Your instructions: Copy out all lines with the word "JSON" in them.
********************
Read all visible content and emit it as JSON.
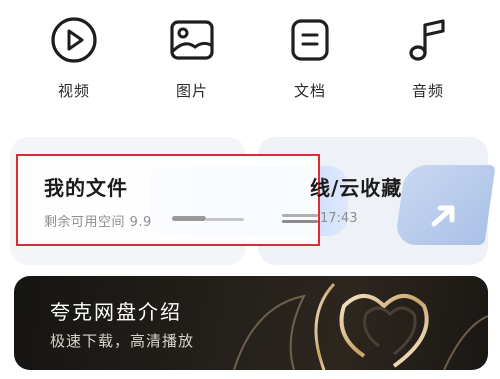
{
  "categories": [
    {
      "label": "视频",
      "icon": "video-play-icon"
    },
    {
      "label": "图片",
      "icon": "image-icon"
    },
    {
      "label": "文档",
      "icon": "document-icon"
    },
    {
      "label": "音频",
      "icon": "music-note-icon"
    }
  ],
  "my_files": {
    "title": "我的文件",
    "subtitle": "剩余可用空间 9.9"
  },
  "favorites": {
    "title": "线/云收藏",
    "subtitle": "17:43"
  },
  "banner": {
    "title": "夸克网盘介绍",
    "subtitle": "极速下载，高清播放"
  },
  "colors": {
    "highlight": "#d92d33",
    "banner_bg": "#1f1b17",
    "accent_gold": "#c9a46a"
  }
}
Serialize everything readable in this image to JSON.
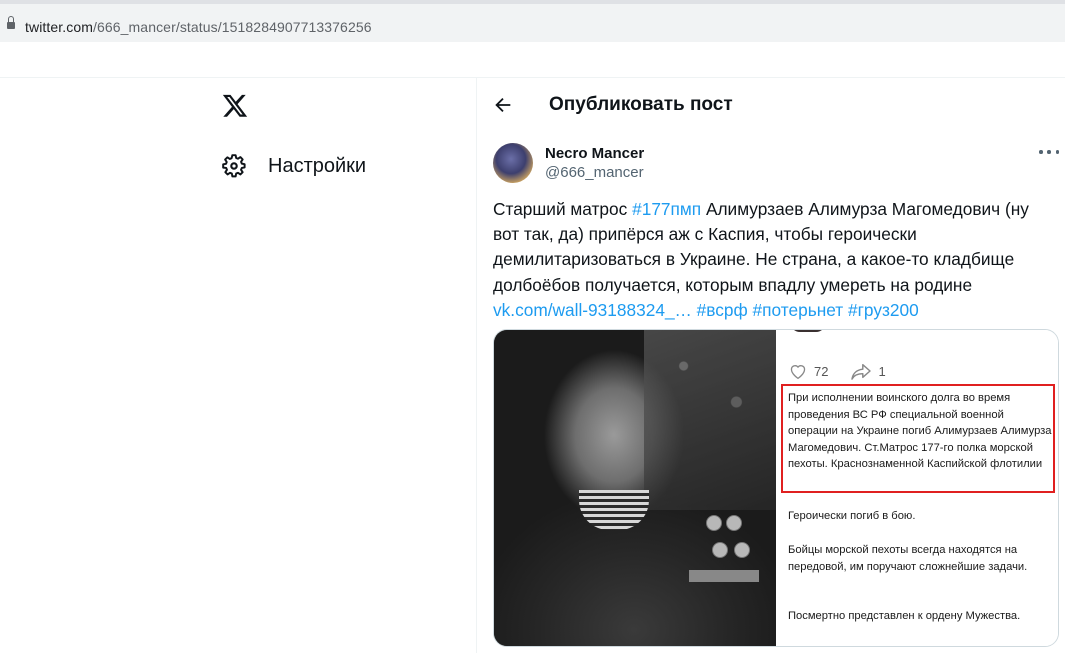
{
  "browser": {
    "url_host": "twitter.com",
    "url_path": "/666_mancer/status/1518284907713376256"
  },
  "sidebar": {
    "logo": "x-logo-icon",
    "settings_label": "Настройки"
  },
  "header": {
    "back_icon": "arrow-left-icon",
    "title": "Опубликовать пост"
  },
  "tweet": {
    "author_name": "Necro Mancer",
    "author_handle": "@666_mancer",
    "text_parts": {
      "t1": "Старший матрос ",
      "h1": "#177пмп",
      "t2": " Алимурзаев Алимурза Магомедович (ну вот так, да) припёрся аж с Каспия, чтобы героически демилитаризоваться в Украине. Не страна, а какое-то кладбище долбоёбов получается, которым впадлу умереть на родине ",
      "link": "vk.com/wall-93188324_…",
      "h2": "#всрф",
      "h3": "#потерьнет",
      "h4": "#груз200"
    }
  },
  "media": {
    "likes": "72",
    "shares": "1",
    "highlight_color": "#e02020",
    "paragraphs": [
      "При исполнении воинского долга во время проведения ВС РФ специальной военной операции на Украине погиб Алимурзаев Алимурза Магомедович. Ст.Матрос 177-го полка морской пехоты. Краснознаменной Каспийской флотилии",
      "Героически погиб в бою.",
      "Бойцы морской пехоты всегда находятся на передовой, им поручают сложнейшие задачи.",
      "Посмертно представлен к ордену Мужества."
    ]
  },
  "colors": {
    "link": "#1d9bf0",
    "text": "#0f1419",
    "muted": "#536471"
  }
}
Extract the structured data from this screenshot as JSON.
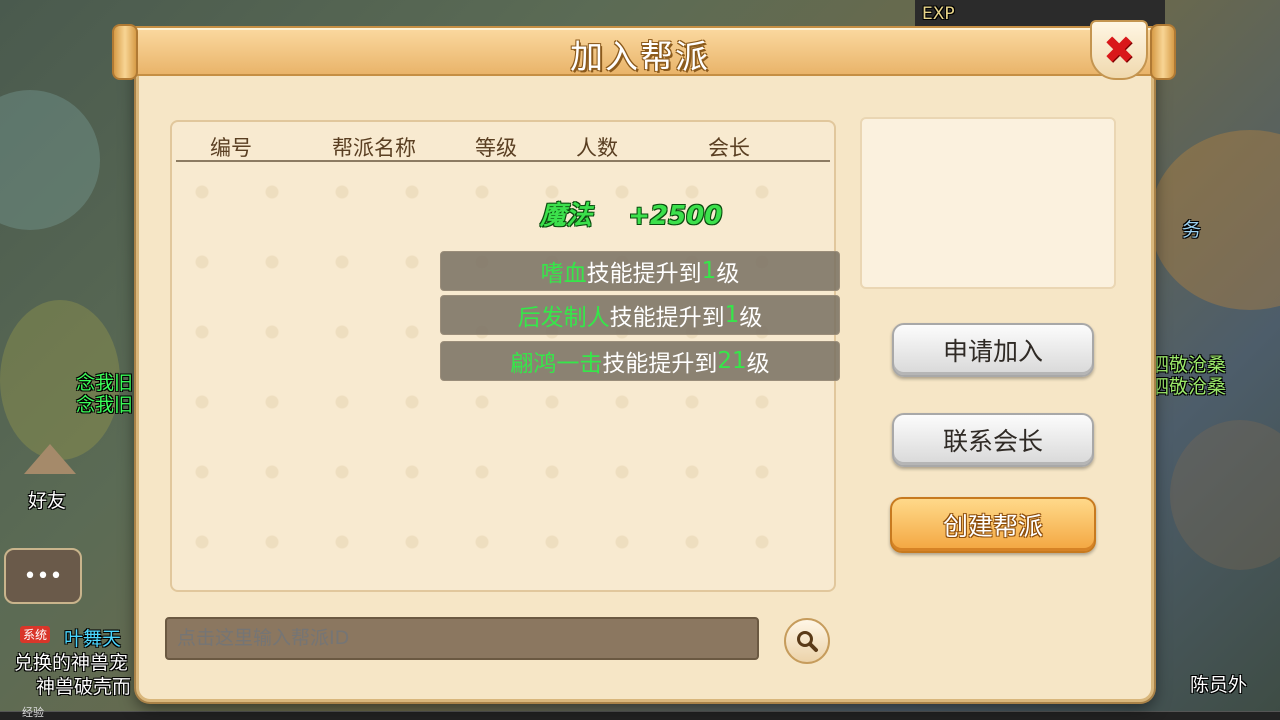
{
  "background": {
    "hud_exp": "EXP",
    "chat_lines": [
      "念我旧",
      "念我旧",
      "好友",
      "泗敬沧桑",
      "泗敬沧桑",
      "叶舞天",
      "兑换的神兽宠",
      "神兽破壳而",
      "陈员外",
      "务",
      "经验",
      "系统"
    ]
  },
  "dialog": {
    "title": "加入帮派",
    "close_symbol": "✖",
    "list": {
      "columns": [
        "编号",
        "帮派名称",
        "等级",
        "人数",
        "会长"
      ]
    },
    "notification": {
      "gain_text": "魔法    +2500",
      "skills": [
        {
          "name": "嗜血",
          "middle": "技能提升到",
          "level": "1",
          "suffix": "级"
        },
        {
          "name": "后发制人",
          "middle": "技能提升到",
          "level": "1",
          "suffix": "级"
        },
        {
          "name": "翩鸿一击",
          "middle": "技能提升到",
          "level": "21",
          "suffix": "级"
        }
      ]
    },
    "buttons": {
      "apply": "申请加入",
      "contact": "联系会长",
      "create": "创建帮派"
    },
    "search": {
      "placeholder": "点击这里输入帮派ID"
    }
  }
}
********************
Answer to the task:
Read all visible content and emit it as JSON.
Serialize everything readable in this image to JSON.
Extract the structured data from this screenshot as JSON.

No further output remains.